(Условие задачи a): Воспроизведите дословно фрагмент текста о Кафане от слов "Станция железной дороги" до слов "вся картина работ." включительно.

:: Текст страницы

Медь была известна в Зангезуре еще в незапамятные времена. Плавить ее начали больше ста лет назад. В 1846 году некто Розов впервые получил дозволение от русского правительства открыть здесь медеплавильный завод. Позднее Кафан взяли в концессию французы, прибрав сперва к своим рукам Алаверди. Старый Кафан отстраивался французскими концессионерами в 10-х годах нашего века. Забираясь сюда, французы позаботились о воде и свете в домах дирекции, о магазинах, кафе, аптеке для служащих, но тщетно пытались бы вы найти здесь хоть какие-нибудь следы заботы о тех, кто добывал под землей медь и плавил ее в ватержакетных печах; рабочие в Кафане, местные и пришлые — из соседней Персии, не имели человеческого жилья и не помышляли о столовой.

После революции старый Кафан стал перерождаться. Медленно-медленно сквозь черты старого быта проступил родной для нас, новый, советский быт. И сейчас Кафан — большой рабочий центр, где все говорит о хозяине-рабочем. Своя крупная гидростанция в недалеком ущелье, мощное компрессорное хозяйство, ремонтно-механическая мастерская, многоэтажные корпуса шахтерского городка, три средние школы, театр, детсады, ясли. В городе появилась зелень. На крохотных, остающихся еще свободными участках, по крутым склонам лепятся индивидуальные огородики рабочих. Но это вторжение молодых деревцев и огородных грядок только ярче подчеркивает новый, промышленный облик Кафана.

Станция железной дороги вдвинулась в самый центр города; погрузка и транспортировка механизированы, совершаются с невиданной здесь раньше быстротой; и руды много, — целые горы ее движутся из рудников на платформы. А раньше, бывало, семенит ослик по горным тропам, таща в корзине руду на станцию; копают шахтеры вручную в полутемных, лишенных вентиляции шахтах руду, задыхаясь от удушливого воздуха, и сползают на десятки саженей вниз по головоломным лестницам-гезенкам, у которых нет даже площадок. Сейчас рудники попросту не узнать. Подобно внешнему облику города, изменилась и вся картина работ.

::::

(Условие задачи b): Обновите строки записей от первой до строки с "476, 339, 540]" включительно, заменив "legend-tick-label" на "colorbar-label" и ничего больше не меняя. Приведите только эти строки.

:: Материал для упражнения

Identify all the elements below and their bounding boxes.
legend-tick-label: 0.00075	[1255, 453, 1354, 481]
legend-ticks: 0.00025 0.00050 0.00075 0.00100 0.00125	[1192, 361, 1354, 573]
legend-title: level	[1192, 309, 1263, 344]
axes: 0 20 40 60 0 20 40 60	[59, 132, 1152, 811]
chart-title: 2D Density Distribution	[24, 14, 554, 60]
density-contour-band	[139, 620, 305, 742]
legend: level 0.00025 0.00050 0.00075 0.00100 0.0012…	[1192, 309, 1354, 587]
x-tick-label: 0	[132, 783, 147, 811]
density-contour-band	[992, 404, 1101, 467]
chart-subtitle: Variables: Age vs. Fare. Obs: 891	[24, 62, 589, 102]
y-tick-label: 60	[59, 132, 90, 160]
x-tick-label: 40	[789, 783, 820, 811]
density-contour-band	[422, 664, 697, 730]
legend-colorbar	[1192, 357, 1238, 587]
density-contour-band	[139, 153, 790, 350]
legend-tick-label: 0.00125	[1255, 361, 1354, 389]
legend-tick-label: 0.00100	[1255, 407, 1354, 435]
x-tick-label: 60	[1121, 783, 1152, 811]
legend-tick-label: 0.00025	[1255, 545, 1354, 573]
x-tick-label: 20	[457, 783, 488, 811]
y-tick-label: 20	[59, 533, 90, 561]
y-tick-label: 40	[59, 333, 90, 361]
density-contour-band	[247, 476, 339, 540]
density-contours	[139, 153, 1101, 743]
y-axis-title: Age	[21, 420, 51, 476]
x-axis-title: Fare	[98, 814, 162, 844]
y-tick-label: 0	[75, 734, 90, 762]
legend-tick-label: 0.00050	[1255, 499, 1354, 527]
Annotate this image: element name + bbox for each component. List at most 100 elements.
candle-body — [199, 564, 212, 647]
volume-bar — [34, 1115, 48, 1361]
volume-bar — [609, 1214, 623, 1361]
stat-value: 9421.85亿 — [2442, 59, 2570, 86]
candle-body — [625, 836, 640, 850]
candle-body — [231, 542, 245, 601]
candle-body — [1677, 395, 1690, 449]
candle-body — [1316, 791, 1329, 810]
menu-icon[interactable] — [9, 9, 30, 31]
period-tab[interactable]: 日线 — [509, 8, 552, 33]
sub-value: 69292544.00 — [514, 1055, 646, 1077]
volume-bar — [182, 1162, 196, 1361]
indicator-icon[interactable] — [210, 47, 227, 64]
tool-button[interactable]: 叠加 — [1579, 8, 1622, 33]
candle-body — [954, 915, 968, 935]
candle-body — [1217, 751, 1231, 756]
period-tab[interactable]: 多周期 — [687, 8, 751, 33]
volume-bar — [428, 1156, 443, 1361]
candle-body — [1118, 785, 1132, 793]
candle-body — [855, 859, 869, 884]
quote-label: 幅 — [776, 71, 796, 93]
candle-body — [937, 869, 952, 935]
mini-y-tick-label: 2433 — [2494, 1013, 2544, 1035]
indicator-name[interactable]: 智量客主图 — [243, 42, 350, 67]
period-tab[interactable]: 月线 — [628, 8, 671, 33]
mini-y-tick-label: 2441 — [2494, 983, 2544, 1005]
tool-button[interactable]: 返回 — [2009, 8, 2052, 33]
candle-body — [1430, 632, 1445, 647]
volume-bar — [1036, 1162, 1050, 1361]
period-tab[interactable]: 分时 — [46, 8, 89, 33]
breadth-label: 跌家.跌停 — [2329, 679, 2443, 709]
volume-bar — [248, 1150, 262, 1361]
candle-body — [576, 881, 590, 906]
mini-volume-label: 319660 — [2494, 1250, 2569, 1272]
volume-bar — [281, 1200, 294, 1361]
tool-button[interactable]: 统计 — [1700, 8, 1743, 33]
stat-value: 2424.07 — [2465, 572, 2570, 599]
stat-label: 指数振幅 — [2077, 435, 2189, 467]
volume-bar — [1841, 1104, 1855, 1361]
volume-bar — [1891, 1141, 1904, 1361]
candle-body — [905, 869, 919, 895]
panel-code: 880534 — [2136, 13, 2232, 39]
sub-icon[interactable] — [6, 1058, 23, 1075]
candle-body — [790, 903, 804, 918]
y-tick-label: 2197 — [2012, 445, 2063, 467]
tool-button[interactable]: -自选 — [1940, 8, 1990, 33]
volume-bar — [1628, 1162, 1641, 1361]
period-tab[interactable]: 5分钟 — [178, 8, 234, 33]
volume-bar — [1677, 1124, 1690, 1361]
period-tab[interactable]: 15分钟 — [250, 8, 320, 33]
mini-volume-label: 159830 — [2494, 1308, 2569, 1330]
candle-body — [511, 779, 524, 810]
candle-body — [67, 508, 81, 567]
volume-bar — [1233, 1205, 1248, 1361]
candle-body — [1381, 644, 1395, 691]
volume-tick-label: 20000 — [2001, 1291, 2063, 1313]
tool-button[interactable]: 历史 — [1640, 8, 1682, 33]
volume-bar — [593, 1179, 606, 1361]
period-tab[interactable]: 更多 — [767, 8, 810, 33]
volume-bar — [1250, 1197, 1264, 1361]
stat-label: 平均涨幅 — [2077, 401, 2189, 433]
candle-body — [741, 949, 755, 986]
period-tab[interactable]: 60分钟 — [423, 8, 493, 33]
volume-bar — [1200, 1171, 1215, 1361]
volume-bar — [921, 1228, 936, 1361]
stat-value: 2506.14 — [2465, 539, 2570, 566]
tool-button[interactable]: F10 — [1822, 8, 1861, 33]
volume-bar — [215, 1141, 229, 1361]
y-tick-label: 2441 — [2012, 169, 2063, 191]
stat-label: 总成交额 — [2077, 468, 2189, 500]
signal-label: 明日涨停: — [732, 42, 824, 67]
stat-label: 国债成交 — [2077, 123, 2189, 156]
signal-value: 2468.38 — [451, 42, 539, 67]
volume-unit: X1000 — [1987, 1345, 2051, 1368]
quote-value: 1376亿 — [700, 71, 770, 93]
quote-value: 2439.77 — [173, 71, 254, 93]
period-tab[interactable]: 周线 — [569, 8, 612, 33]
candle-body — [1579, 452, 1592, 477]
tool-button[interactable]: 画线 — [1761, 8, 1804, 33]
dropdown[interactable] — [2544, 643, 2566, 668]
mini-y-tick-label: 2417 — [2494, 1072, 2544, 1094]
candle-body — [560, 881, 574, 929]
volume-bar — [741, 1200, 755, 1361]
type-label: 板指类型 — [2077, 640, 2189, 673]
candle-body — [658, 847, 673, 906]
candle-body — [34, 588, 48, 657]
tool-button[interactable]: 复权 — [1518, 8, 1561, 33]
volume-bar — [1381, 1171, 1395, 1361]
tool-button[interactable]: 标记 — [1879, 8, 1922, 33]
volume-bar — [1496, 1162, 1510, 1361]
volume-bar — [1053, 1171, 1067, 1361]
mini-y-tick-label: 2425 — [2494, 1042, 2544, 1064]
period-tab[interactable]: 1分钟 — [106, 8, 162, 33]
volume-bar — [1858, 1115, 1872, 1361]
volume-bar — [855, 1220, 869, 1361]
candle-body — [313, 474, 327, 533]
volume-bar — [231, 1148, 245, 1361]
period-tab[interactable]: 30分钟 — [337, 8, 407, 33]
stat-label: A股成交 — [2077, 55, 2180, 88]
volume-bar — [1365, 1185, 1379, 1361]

::::

(Ответ a):
Станция железной дороги вдвинулась в самый центр города; погрузка и транспортировка механизированы, совершаются с невиданной здесь раньше быстротой; и руды много, — целые горы ее движутся из рудников на платформы. А раньше, бывало, семенит ослик по горным тропам, таща в корзине руду на станцию; копают шахтеры вручную в полутемных, лишенных вентиляции шахтах руду, задыхаясь от удушливого воздуха, и сползают на десятки саженей вниз по головоломным лестницам-гезенкам, у которых нет даже площадок. Сейчас рудники попросту не узнать. Подобно внешнему облику города, изменилась и вся картина работ.

(Ответ b):
Identify all the elements below and their bounding boxes.
colorbar-label: 0.00075	[1255, 453, 1354, 481]
legend-ticks: 0.00025 0.00050 0.00075 0.00100 0.00125	[1192, 361, 1354, 573]
legend-title: level	[1192, 309, 1263, 344]
axes: 0 20 40 60 0 20 40 60	[59, 132, 1152, 811]
chart-title: 2D Density Distribution	[24, 14, 554, 60]
density-contour-band	[139, 620, 305, 742]
legend: level 0.00025 0.00050 0.00075 0.00100 0.0012…	[1192, 309, 1354, 587]
x-tick-label: 0	[132, 783, 147, 811]
density-contour-band	[992, 404, 1101, 467]
chart-subtitle: Variables: Age vs. Fare. Obs: 891	[24, 62, 589, 102]
y-tick-label: 60	[59, 132, 90, 160]
x-tick-label: 40	[789, 783, 820, 811]
density-contour-band	[422, 664, 697, 730]
legend-colorbar	[1192, 357, 1238, 587]
density-contour-band	[139, 153, 790, 350]
colorbar-label: 0.00125	[1255, 361, 1354, 389]
colorbar-label: 0.00100	[1255, 407, 1354, 435]
x-tick-label: 60	[1121, 783, 1152, 811]
colorbar-label: 0.00025	[1255, 545, 1354, 573]
x-tick-label: 20	[457, 783, 488, 811]
y-tick-label: 20	[59, 533, 90, 561]
y-tick-label: 40	[59, 333, 90, 361]
density-contour-band	[247, 476, 339, 540]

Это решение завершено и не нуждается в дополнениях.